* _The exercise_: Copy the data word for word, keeping every line.

(Source data)

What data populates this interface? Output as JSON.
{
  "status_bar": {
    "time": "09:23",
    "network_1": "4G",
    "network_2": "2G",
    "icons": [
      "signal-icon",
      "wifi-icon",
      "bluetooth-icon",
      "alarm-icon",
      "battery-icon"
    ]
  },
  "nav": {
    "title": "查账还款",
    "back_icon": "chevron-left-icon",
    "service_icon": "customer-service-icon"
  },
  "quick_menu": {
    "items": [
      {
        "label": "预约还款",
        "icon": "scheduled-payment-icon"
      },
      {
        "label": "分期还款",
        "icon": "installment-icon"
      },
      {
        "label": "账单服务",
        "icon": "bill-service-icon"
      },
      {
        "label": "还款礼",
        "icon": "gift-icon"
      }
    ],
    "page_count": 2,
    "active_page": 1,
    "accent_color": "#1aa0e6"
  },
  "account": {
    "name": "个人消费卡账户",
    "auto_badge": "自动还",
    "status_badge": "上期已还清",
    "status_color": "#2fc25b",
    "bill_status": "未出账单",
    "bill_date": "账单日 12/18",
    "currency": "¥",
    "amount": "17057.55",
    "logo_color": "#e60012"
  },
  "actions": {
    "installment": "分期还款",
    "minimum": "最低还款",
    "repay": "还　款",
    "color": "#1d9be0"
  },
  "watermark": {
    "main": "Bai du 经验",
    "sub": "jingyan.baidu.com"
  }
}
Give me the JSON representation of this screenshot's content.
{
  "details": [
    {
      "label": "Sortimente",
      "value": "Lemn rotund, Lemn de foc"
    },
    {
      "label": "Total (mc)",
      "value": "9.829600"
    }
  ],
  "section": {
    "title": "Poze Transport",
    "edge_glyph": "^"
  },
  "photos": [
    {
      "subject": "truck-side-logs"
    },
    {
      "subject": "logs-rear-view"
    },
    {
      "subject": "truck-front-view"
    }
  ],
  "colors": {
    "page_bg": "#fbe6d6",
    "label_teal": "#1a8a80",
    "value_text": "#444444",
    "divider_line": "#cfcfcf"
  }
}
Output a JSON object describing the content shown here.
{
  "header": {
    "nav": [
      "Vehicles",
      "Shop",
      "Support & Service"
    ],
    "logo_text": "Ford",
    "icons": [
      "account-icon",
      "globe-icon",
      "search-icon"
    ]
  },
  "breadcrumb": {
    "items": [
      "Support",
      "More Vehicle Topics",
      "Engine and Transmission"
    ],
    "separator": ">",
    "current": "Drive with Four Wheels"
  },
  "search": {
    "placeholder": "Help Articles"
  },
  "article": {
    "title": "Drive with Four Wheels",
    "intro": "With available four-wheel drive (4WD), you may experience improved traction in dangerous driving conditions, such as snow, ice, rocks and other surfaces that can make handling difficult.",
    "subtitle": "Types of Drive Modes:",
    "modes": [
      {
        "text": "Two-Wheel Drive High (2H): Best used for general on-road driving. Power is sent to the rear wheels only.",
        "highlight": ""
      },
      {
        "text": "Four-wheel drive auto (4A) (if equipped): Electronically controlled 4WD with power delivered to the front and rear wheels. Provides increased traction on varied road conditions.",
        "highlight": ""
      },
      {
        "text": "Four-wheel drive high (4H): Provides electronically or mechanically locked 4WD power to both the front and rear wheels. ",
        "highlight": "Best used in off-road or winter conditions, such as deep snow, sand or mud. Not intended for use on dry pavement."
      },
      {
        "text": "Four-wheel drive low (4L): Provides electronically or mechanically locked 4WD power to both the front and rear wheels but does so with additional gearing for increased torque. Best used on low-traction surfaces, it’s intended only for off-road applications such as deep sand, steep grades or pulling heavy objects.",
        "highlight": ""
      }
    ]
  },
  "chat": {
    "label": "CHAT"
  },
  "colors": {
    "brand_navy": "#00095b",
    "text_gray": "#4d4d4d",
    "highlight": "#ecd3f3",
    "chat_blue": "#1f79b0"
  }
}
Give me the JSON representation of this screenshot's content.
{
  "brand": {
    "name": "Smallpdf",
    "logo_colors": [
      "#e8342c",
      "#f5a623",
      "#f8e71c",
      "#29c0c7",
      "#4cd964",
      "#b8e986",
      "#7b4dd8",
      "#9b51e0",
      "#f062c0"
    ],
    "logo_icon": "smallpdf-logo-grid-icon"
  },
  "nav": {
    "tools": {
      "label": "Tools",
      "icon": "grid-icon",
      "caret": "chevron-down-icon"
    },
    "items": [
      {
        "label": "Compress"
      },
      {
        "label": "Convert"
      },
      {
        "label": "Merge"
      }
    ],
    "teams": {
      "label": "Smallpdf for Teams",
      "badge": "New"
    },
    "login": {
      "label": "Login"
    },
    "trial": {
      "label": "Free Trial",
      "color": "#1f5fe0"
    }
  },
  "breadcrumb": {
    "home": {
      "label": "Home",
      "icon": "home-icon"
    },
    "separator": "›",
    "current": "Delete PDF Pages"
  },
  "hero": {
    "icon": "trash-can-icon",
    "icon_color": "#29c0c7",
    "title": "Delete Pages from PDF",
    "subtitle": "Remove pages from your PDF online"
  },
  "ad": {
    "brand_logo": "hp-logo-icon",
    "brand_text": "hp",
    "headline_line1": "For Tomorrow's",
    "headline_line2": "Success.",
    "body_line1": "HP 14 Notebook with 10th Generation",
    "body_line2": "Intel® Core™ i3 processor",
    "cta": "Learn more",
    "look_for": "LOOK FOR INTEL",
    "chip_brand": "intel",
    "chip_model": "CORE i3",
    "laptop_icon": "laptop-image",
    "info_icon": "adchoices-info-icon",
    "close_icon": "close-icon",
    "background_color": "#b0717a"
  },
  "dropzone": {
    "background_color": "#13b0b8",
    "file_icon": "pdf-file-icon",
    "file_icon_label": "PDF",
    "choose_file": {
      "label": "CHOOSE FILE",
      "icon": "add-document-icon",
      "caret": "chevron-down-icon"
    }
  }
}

* _Exercise output_:
What data populates this interface? Output as JSON.
{
  "status_bar": {
    "time": "09:23",
    "network_1": "4G",
    "network_2": "2G",
    "icons": [
      "signal-icon",
      "wifi-icon",
      "bluetooth-icon",
      "alarm-icon",
      "battery-icon"
    ]
  },
  "nav": {
    "title": "查账还款",
    "back_icon": "chevron-left-icon",
    "service_icon": "customer-service-icon"
  },
  "quick_menu": {
    "items": [
      {
        "label": "预约还款",
        "icon": "scheduled-payment-icon"
      },
      {
        "label": "分期还款",
        "icon": "installment-icon"
      },
      {
        "label": "账单服务",
        "icon": "bill-service-icon"
      },
      {
        "label": "还款礼",
        "icon": "gift-icon"
      }
    ],
    "page_count": 2,
    "active_page": 1,
    "accent_color": "#1aa0e6"
  },
  "account": {
    "name": "个人消费卡账户",
    "auto_badge": "自动还",
    "status_badge": "上期已还清",
    "status_color": "#2fc25b",
    "bill_status": "未出账单",
    "bill_date": "账单日 12/18",
    "currency": "¥",
    "amount": "17057.55",
    "logo_color": "#e60012"
  },
  "actions": {
    "installment": "分期还款",
    "minimum": "最低还款",
    "repay": "还　款",
    "color": "#1d9be0"
  },
  "watermark": {
    "main": "Bai du 经验",
    "sub": "jingyan.baidu.com"
  }
}
Give me the JSON representation of this screenshot's content.
{
  "details": [
    {
      "label": "Sortimente",
      "value": "Lemn rotund, Lemn de foc"
    },
    {
      "label": "Total (mc)",
      "value": "9.829600"
    }
  ],
  "section": {
    "title": "Poze Transport",
    "edge_glyph": "^"
  },
  "photos": [
    {
      "subject": "truck-side-logs"
    },
    {
      "subject": "logs-rear-view"
    },
    {
      "subject": "truck-front-view"
    }
  ],
  "colors": {
    "page_bg": "#fbe6d6",
    "label_teal": "#1a8a80",
    "value_text": "#444444",
    "divider_line": "#cfcfcf"
  }
}
Output a JSON object describing the content shown here.
{
  "header": {
    "nav": [
      "Vehicles",
      "Shop",
      "Support & Service"
    ],
    "logo_text": "Ford",
    "icons": [
      "account-icon",
      "globe-icon",
      "search-icon"
    ]
  },
  "breadcrumb": {
    "items": [
      "Support",
      "More Vehicle Topics",
      "Engine and Transmission"
    ],
    "separator": ">",
    "current": "Drive with Four Wheels"
  },
  "search": {
    "placeholder": "Help Articles"
  },
  "article": {
    "title": "Drive with Four Wheels",
    "intro": "With available four-wheel drive (4WD), you may experience improved traction in dangerous driving conditions, such as snow, ice, rocks and other surfaces that can make handling difficult.",
    "subtitle": "Types of Drive Modes:",
    "modes": [
      {
        "text": "Two-Wheel Drive High (2H): Best used for general on-road driving. Power is sent to the rear wheels only.",
        "highlight": ""
      },
      {
        "text": "Four-wheel drive auto (4A) (if equipped): Electronically controlled 4WD with power delivered to the front and rear wheels. Provides increased traction on varied road conditions.",
        "highlight": ""
      },
      {
        "text": "Four-wheel drive high (4H): Provides electronically or mechanically locked 4WD power to both the front and rear wheels. ",
        "highlight": "Best used in off-road or winter conditions, such as deep snow, sand or mud. Not intended for use on dry pavement."
      },
      {
        "text": "Four-wheel drive low (4L): Provides electronically or mechanically locked 4WD power to both the front and rear wheels but does so with additional gearing for increased torque. Best used on low-traction surfaces, it’s intended only for off-road applications such as deep sand, steep grades or pulling heavy objects.",
        "highlight": ""
      }
    ]
  },
  "chat": {
    "label": "CHAT"
  },
  "colors": {
    "brand_navy": "#00095b",
    "text_gray": "#4d4d4d",
    "highlight": "#ecd3f3",
    "chat_blue": "#1f79b0"
  }
}
Give me the JSON representation of this screenshot's content.
{
  "brand": {
    "name": "Smallpdf",
    "logo_colors": [
      "#e8342c",
      "#f5a623",
      "#f8e71c",
      "#29c0c7",
      "#4cd964",
      "#b8e986",
      "#7b4dd8",
      "#9b51e0",
      "#f062c0"
    ],
    "logo_icon": "smallpdf-logo-grid-icon"
  },
  "nav": {
    "tools": {
      "label": "Tools",
      "icon": "grid-icon",
      "caret": "chevron-down-icon"
    },
    "items": [
      {
        "label": "Compress"
      },
      {
        "label": "Convert"
      },
      {
        "label": "Merge"
      }
    ],
    "teams": {
      "label": "Smallpdf for Teams",
      "badge": "New"
    },
    "login": {
      "label": "Login"
    },
    "trial": {
      "label": "Free Trial",
      "color": "#1f5fe0"
    }
  },
  "breadcrumb": {
    "home": {
      "label": "Home",
      "icon": "home-icon"
    },
    "separator": "›",
    "current": "Delete PDF Pages"
  },
  "hero": {
    "icon": "trash-can-icon",
    "icon_color": "#29c0c7",
    "title": "Delete Pages from PDF",
    "subtitle": "Remove pages from your PDF online"
  },
  "ad": {
    "brand_logo": "hp-logo-icon",
    "brand_text": "hp",
    "headline_line1": "For Tomorrow's",
    "headline_line2": "Success.",
    "body_line1": "HP 14 Notebook with 10th Generation",
    "body_line2": "Intel® Core™ i3 processor",
    "cta": "Learn more",
    "look_for": "LOOK FOR INTEL",
    "chip_brand": "intel",
    "chip_model": "CORE i3",
    "laptop_icon": "laptop-image",
    "info_icon": "adchoices-info-icon",
    "close_icon": "close-icon",
    "background_color": "#b0717a"
  },
  "dropzone": {
    "background_color": "#13b0b8",
    "file_icon": "pdf-file-icon",
    "file_icon_label": "PDF",
    "choose_file": {
      "label": "CHOOSE FILE",
      "icon": "add-document-icon",
      "caret": "chevron-down-icon"
    }
  }
}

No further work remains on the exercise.